**Task requirements**
Output all of the records exactly as written.

**Items from a figure collection**
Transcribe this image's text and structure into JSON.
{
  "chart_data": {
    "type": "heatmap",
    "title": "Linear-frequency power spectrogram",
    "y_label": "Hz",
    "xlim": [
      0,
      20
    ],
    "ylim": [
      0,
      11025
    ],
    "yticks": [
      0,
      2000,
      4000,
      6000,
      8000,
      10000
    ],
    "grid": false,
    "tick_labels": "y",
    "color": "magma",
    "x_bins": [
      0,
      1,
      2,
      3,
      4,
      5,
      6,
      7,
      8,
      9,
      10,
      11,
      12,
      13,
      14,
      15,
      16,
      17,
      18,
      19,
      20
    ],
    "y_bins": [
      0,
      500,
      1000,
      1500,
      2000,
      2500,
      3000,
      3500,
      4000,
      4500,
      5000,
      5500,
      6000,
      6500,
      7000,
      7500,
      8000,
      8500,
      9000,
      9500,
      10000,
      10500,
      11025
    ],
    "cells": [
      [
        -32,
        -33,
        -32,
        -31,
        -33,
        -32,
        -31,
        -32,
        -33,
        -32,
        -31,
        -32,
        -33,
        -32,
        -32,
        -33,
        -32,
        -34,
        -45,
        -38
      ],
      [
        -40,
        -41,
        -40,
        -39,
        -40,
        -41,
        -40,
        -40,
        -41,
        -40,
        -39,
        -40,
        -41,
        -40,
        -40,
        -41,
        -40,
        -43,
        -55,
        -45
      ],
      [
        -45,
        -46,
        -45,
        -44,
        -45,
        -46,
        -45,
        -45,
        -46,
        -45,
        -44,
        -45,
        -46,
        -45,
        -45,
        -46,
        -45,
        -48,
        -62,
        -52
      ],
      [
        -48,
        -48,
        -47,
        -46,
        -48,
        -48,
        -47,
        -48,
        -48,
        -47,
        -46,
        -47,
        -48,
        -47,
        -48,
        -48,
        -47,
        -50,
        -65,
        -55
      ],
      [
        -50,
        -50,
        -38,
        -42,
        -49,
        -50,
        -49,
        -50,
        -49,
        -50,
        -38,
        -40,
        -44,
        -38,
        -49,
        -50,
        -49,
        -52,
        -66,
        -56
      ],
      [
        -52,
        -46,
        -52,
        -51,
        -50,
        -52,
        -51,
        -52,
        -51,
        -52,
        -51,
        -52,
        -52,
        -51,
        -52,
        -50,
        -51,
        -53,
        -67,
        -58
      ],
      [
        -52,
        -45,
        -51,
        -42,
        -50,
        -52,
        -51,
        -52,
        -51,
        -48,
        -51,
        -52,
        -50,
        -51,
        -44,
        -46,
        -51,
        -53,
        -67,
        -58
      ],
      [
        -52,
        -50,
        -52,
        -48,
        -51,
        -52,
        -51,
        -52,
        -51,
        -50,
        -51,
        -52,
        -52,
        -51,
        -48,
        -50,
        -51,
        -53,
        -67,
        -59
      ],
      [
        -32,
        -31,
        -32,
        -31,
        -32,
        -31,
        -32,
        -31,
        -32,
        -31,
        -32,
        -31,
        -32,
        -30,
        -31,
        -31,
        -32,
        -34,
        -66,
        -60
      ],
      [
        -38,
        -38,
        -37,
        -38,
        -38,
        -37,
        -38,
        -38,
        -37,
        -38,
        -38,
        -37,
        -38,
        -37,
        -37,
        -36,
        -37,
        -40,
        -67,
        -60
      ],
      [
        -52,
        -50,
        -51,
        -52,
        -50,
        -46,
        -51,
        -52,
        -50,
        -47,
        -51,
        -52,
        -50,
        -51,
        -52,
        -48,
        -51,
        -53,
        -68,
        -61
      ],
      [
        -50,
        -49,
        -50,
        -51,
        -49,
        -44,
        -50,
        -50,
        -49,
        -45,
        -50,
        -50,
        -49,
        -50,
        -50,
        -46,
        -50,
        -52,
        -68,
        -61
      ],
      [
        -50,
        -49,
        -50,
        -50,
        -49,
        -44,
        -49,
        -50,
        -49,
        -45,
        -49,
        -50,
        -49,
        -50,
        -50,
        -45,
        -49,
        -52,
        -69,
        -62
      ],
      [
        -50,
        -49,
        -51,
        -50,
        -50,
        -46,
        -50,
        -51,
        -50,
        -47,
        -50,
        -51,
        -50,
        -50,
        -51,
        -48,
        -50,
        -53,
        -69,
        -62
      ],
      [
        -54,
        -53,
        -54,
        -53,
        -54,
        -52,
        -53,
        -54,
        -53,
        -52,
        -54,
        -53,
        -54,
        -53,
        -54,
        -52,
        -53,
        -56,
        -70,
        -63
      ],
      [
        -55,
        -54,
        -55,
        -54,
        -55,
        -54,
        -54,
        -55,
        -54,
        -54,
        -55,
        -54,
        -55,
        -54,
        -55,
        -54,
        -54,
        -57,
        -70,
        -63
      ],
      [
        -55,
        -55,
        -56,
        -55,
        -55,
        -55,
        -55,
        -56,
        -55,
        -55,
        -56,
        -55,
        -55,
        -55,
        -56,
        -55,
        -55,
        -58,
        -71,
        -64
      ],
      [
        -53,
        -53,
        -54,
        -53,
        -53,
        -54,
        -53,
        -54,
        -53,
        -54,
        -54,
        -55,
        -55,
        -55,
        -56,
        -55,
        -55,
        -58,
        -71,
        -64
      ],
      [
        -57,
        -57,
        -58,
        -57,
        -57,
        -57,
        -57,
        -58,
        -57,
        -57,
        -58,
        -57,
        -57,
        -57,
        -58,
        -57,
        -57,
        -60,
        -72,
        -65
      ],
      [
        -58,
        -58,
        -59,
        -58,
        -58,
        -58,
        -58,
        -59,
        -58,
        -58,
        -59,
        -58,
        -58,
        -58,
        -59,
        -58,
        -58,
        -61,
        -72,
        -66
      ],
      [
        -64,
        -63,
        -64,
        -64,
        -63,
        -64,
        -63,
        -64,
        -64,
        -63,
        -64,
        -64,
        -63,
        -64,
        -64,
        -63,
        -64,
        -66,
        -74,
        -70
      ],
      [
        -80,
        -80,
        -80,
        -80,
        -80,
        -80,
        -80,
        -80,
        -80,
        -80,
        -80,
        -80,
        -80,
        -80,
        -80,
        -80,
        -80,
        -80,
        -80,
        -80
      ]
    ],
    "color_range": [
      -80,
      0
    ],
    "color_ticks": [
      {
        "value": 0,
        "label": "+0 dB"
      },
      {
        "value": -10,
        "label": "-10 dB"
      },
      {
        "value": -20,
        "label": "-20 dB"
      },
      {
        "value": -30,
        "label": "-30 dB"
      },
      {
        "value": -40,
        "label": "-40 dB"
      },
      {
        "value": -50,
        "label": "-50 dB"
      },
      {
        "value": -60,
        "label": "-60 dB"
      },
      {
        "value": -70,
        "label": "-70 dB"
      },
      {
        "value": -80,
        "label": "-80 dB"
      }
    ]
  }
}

**Expected answer**
Transcribe this image's text and structure into JSON.
{
  "chart_data": {
    "type": "heatmap",
    "title": "Linear-frequency power spectrogram",
    "y_label": "Hz",
    "xlim": [
      0,
      20
    ],
    "ylim": [
      0,
      11025
    ],
    "yticks": [
      0,
      2000,
      4000,
      6000,
      8000,
      10000
    ],
    "grid": false,
    "tick_labels": "y",
    "color": "magma",
    "x_bins": [
      0,
      1,
      2,
      3,
      4,
      5,
      6,
      7,
      8,
      9,
      10,
      11,
      12,
      13,
      14,
      15,
      16,
      17,
      18,
      19,
      20
    ],
    "y_bins": [
      0,
      500,
      1000,
      1500,
      2000,
      2500,
      3000,
      3500,
      4000,
      4500,
      5000,
      5500,
      6000,
      6500,
      7000,
      7500,
      8000,
      8500,
      9000,
      9500,
      10000,
      10500,
      11025
    ],
    "cells": [
      [
        -32,
        -33,
        -32,
        -31,
        -33,
        -32,
        -31,
        -32,
        -33,
        -32,
        -31,
        -32,
        -33,
        -32,
        -32,
        -33,
        -32,
        -34,
        -45,
        -38
      ],
      [
        -40,
        -41,
        -40,
        -39,
        -40,
        -41,
        -40,
        -40,
        -41,
        -40,
        -39,
        -40,
        -41,
        -40,
        -40,
        -41,
        -40,
        -43,
        -55,
        -45
      ],
      [
        -45,
        -46,
        -45,
        -44,
        -45,
        -46,
        -45,
        -45,
        -46,
        -45,
        -44,
        -45,
        -46,
        -45,
        -45,
        -46,
        -45,
        -48,
        -62,
        -52
      ],
      [
        -48,
        -48,
        -47,
        -46,
        -48,
        -48,
        -47,
        -48,
        -48,
        -47,
        -46,
        -47,
        -48,
        -47,
        -48,
        -48,
        -47,
        -50,
        -65,
        -55
      ],
      [
        -50,
        -50,
        -38,
        -42,
        -49,
        -50,
        -49,
        -50,
        -49,
        -50,
        -38,
        -40,
        -44,
        -38,
        -49,
        -50,
        -49,
        -52,
        -66,
        -56
      ],
      [
        -52,
        -46,
        -52,
        -51,
        -50,
        -52,
        -51,
        -52,
        -51,
        -52,
        -51,
        -52,
        -52,
        -51,
        -52,
        -50,
        -51,
        -53,
        -67,
        -58
      ],
      [
        -52,
        -45,
        -51,
        -42,
        -50,
        -52,
        -51,
        -52,
        -51,
        -48,
        -51,
        -52,
        -50,
        -51,
        -44,
        -46,
        -51,
        -53,
        -67,
        -58
      ],
      [
        -52,
        -50,
        -52,
        -48,
        -51,
        -52,
        -51,
        -52,
        -51,
        -50,
        -51,
        -52,
        -52,
        -51,
        -48,
        -50,
        -51,
        -53,
        -67,
        -59
      ],
      [
        -32,
        -31,
        -32,
        -31,
        -32,
        -31,
        -32,
        -31,
        -32,
        -31,
        -32,
        -31,
        -32,
        -30,
        -31,
        -31,
        -32,
        -34,
        -66,
        -60
      ],
      [
        -38,
        -38,
        -37,
        -38,
        -38,
        -37,
        -38,
        -38,
        -37,
        -38,
        -38,
        -37,
        -38,
        -37,
        -37,
        -36,
        -37,
        -40,
        -67,
        -60
      ],
      [
        -52,
        -50,
        -51,
        -52,
        -50,
        -46,
        -51,
        -52,
        -50,
        -47,
        -51,
        -52,
        -50,
        -51,
        -52,
        -48,
        -51,
        -53,
        -68,
        -61
      ],
      [
        -50,
        -49,
        -50,
        -51,
        -49,
        -44,
        -50,
        -50,
        -49,
        -45,
        -50,
        -50,
        -49,
        -50,
        -50,
        -46,
        -50,
        -52,
        -68,
        -61
      ],
      [
        -50,
        -49,
        -50,
        -50,
        -49,
        -44,
        -49,
        -50,
        -49,
        -45,
        -49,
        -50,
        -49,
        -50,
        -50,
        -45,
        -49,
        -52,
        -69,
        -62
      ],
      [
        -50,
        -49,
        -51,
        -50,
        -50,
        -46,
        -50,
        -51,
        -50,
        -47,
        -50,
        -51,
        -50,
        -50,
        -51,
        -48,
        -50,
        -53,
        -69,
        -62
      ],
      [
        -54,
        -53,
        -54,
        -53,
        -54,
        -52,
        -53,
        -54,
        -53,
        -52,
        -54,
        -53,
        -54,
        -53,
        -54,
        -52,
        -53,
        -56,
        -70,
        -63
      ],
      [
        -55,
        -54,
        -55,
        -54,
        -55,
        -54,
        -54,
        -55,
        -54,
        -54,
        -55,
        -54,
        -55,
        -54,
        -55,
        -54,
        -54,
        -57,
        -70,
        -63
      ],
      [
        -55,
        -55,
        -56,
        -55,
        -55,
        -55,
        -55,
        -56,
        -55,
        -55,
        -56,
        -55,
        -55,
        -55,
        -56,
        -55,
        -55,
        -58,
        -71,
        -64
      ],
      [
        -53,
        -53,
        -54,
        -53,
        -53,
        -54,
        -53,
        -54,
        -53,
        -54,
        -54,
        -55,
        -55,
        -55,
        -56,
        -55,
        -55,
        -58,
        -71,
        -64
      ],
      [
        -57,
        -57,
        -58,
        -57,
        -57,
        -57,
        -57,
        -58,
        -57,
        -57,
        -58,
        -57,
        -57,
        -57,
        -58,
        -57,
        -57,
        -60,
        -72,
        -65
      ],
      [
        -58,
        -58,
        -59,
        -58,
        -58,
        -58,
        -58,
        -59,
        -58,
        -58,
        -59,
        -58,
        -58,
        -58,
        -59,
        -58,
        -58,
        -61,
        -72,
        -66
      ],
      [
        -64,
        -63,
        -64,
        -64,
        -63,
        -64,
        -63,
        -64,
        -64,
        -63,
        -64,
        -64,
        -63,
        -64,
        -64,
        -63,
        -64,
        -66,
        -74,
        -70
      ],
      [
        -80,
        -80,
        -80,
        -80,
        -80,
        -80,
        -80,
        -80,
        -80,
        -80,
        -80,
        -80,
        -80,
        -80,
        -80,
        -80,
        -80,
        -80,
        -80,
        -80
      ]
    ],
    "color_range": [
      -80,
      0
    ],
    "color_ticks": [
      {
        "value": 0,
        "label": "+0 dB"
      },
      {
        "value": -10,
        "label": "-10 dB"
      },
      {
        "value": -20,
        "label": "-20 dB"
      },
      {
        "value": -30,
        "label": "-30 dB"
      },
      {
        "value": -40,
        "label": "-40 dB"
      },
      {
        "value": -50,
        "label": "-50 dB"
      },
      {
        "value": -60,
        "label": "-60 dB"
      },
      {
        "value": -70,
        "label": "-70 dB"
      },
      {
        "value": -80,
        "label": "-80 dB"
      }
    ]
  }
}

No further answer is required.